### PROBLEM DESCRIPTION
Gather each line of the entries below that includes "آدھا".

___

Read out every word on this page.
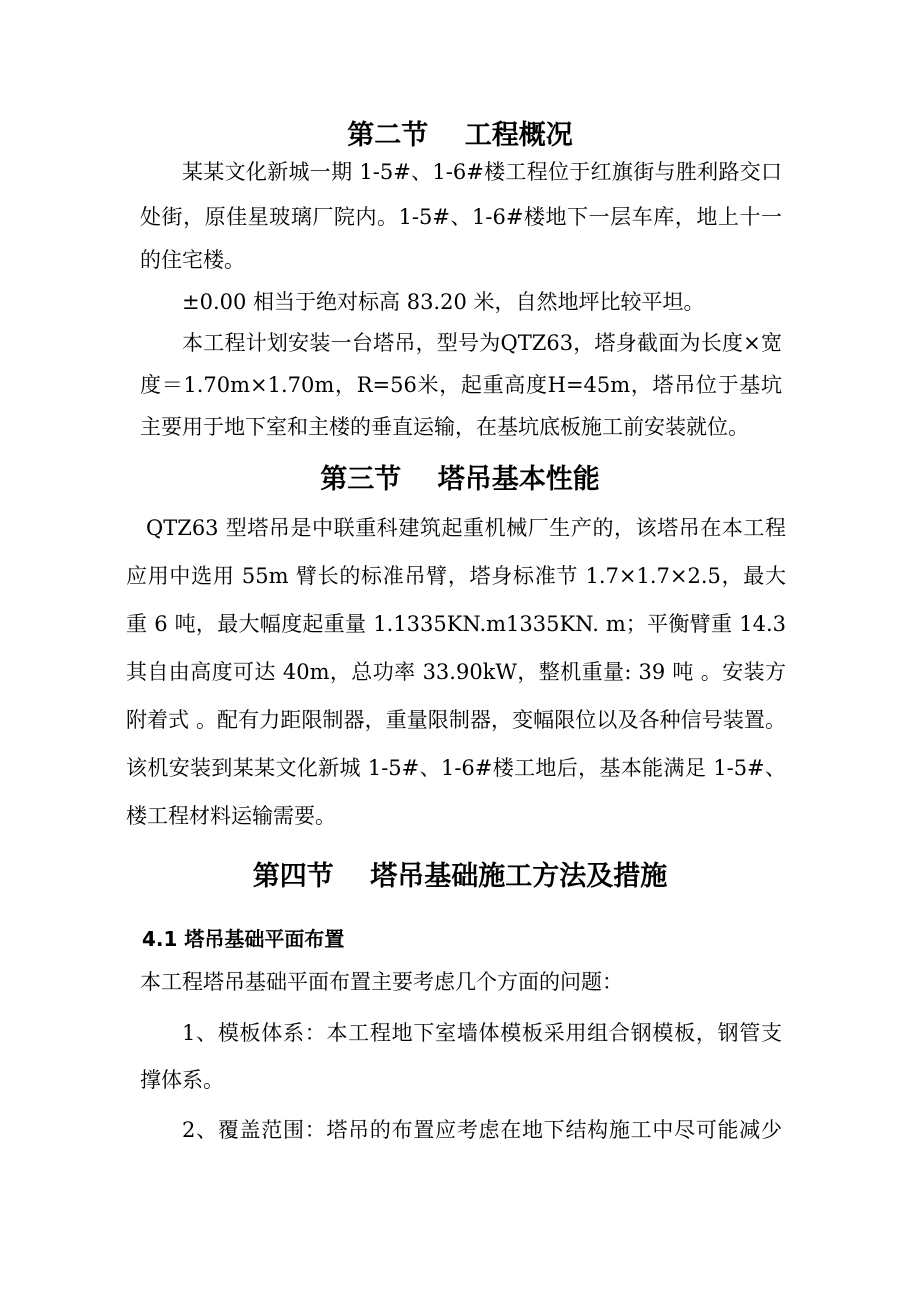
第二节　 工程概况

某某文化新城一期 1-5#、1-6#楼工程位于红旗街与胜利路交口

处街，原佳星玻璃厂院内。1-5#、1-6#楼地下一层车库，地上十一

的住宅楼。

±0.00 相当于绝对标高 83.20 米，自然地坪比较平坦。

本工程计划安装一台塔吊，型号为QTZ63，塔身截面为长度×宽

度＝1.70m×1.70m，R=56米，起重高度H=45m，塔吊位于基坑

主要用于地下室和主楼的垂直运输，在基坑底板施工前安装就位。

第三节　 塔吊基本性能

QTZ63 型塔吊是中联重科建筑起重机械厂生产的，该塔吊在本工程

应用中选用 55m 臂长的标准吊臂，塔身标准节 1.7×1.7×2.5，最大

重 6 吨，最大幅度起重量 1.1335KN.m1335KN. m；平衡臂重 14.3

其自由高度可达 40m，总功率 33.90kW，整机重量: 39 吨 。安装方

附着式 。配有力距限制器，重量限制器，变幅限位以及各种信号装置。

该机安装到某某文化新城 1-5#、1-6#楼工地后，基本能满足 1-5#、

楼工程材料运输需要。

第四节　 塔吊基础施工方法及措施
4.1 塔吊基础平面布置

本工程塔吊基础平面布置主要考虑几个方面的问题：

1、模板体系：本工程地下室墙体模板采用组合钢模板，钢管支

撑体系。

2、覆盖范围：塔吊的布置应考虑在地下结构施工中尽可能减少
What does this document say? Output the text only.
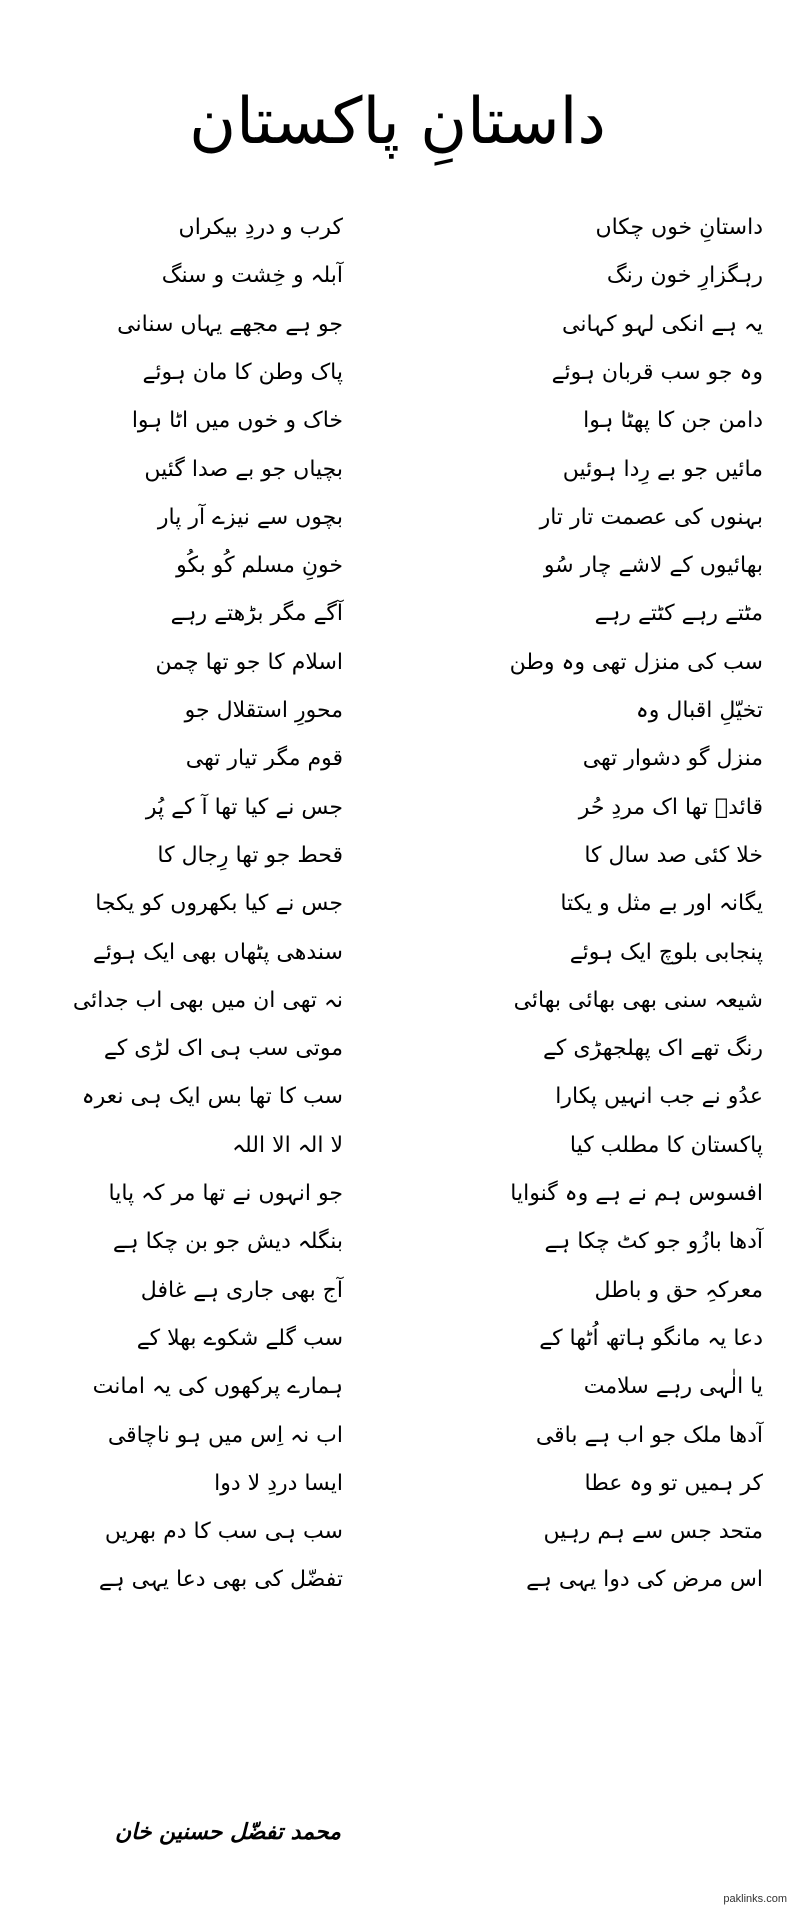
داستانِ پاکستان
داستانِ خوں چکاں
کرب و دردِ بیکراں
رہگزارِ خون رنگ
آبلہ و خِشت و سنگ
یہ ہے انکی لہو کہانی
جو ہے مجھے یہاں سنانی
وہ جو سب قربان ہوئے
پاک وطن کا مان ہوئے
دامن جن کا پھٹا ہوا
خاک و خوں میں اٹا ہوا
مائیں جو بے رِدا ہوئیں
بچیاں جو بے صدا گئیں
بہنوں کی عصمت تار تار
بچوں سے نیزے آر پار
بھائیوں کے لاشے چار سُو
خونِ مسلم کُو بکُو
مٹتے رہے کٹتے رہے
آگے مگر بڑھتے رہے
سب کی منزل تھی وہ وطن
اسلام کا جو تھا چمن
تخیّلِ اقبال وہ
محورِ استقلال جو
منزل گو دشوار تھی
قوم مگر تیار تھی
قائدؒ تھا اک مردِ حُر
جس نے کیا تھا آ کے پُر
خلا کئی صد سال کا
قحط جو تھا رِجال کا
یگانہ اور بے مثل و یکتا
جس نے کیا بکھروں کو یکجا
پنجابی بلوچ ایک ہوئے
سندھی پٹھاں بھی ایک ہوئے
شیعہ سنی بھی بھائی بھائی
نہ تھی ان میں بھی اب جدائی
رنگ تھے اک پھلجھڑی کے
موتی سب ہی اک لڑی کے
عدُو نے جب انہیں پکارا
سب کا تھا بس ایک ہی نعرہ
پاکستان کا مطلب کیا
لا الہ الا اللہ
افسوس ہم نے ہے وہ گنوایا
جو انہوں نے تھا مر کہ پایا
آدھا بازُو جو کٹ چکا ہے
بنگلہ دیش جو بن چکا ہے
معرکہِ حق و باطل
آج بھی جاری ہے غافل
دعا یہ مانگو ہاتھ اُٹھا کے
سب گلے شکوے بھلا کے
یا الٰہی رہے سلامت
ہمارے پرکھوں کی یہ امانت
آدھا ملک جو اب ہے باقی
اب نہ اِس میں ہو ناچاقی
کر ہمیں تو وہ عطا
ایسا دردِ لا دوا
متحد جس سے ہم رہیں
سب ہی سب کا دم بھریں
اس مرض کی دوا یہی ہے
تفضّل کی بھی دعا یہی ہے
محمد تفضّل حسنین خان
paklinks.com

___

### ANSWER BELOW
آدھا بازُو جو کٹ چکا ہے
آدھا ملک جو اب ہے باقی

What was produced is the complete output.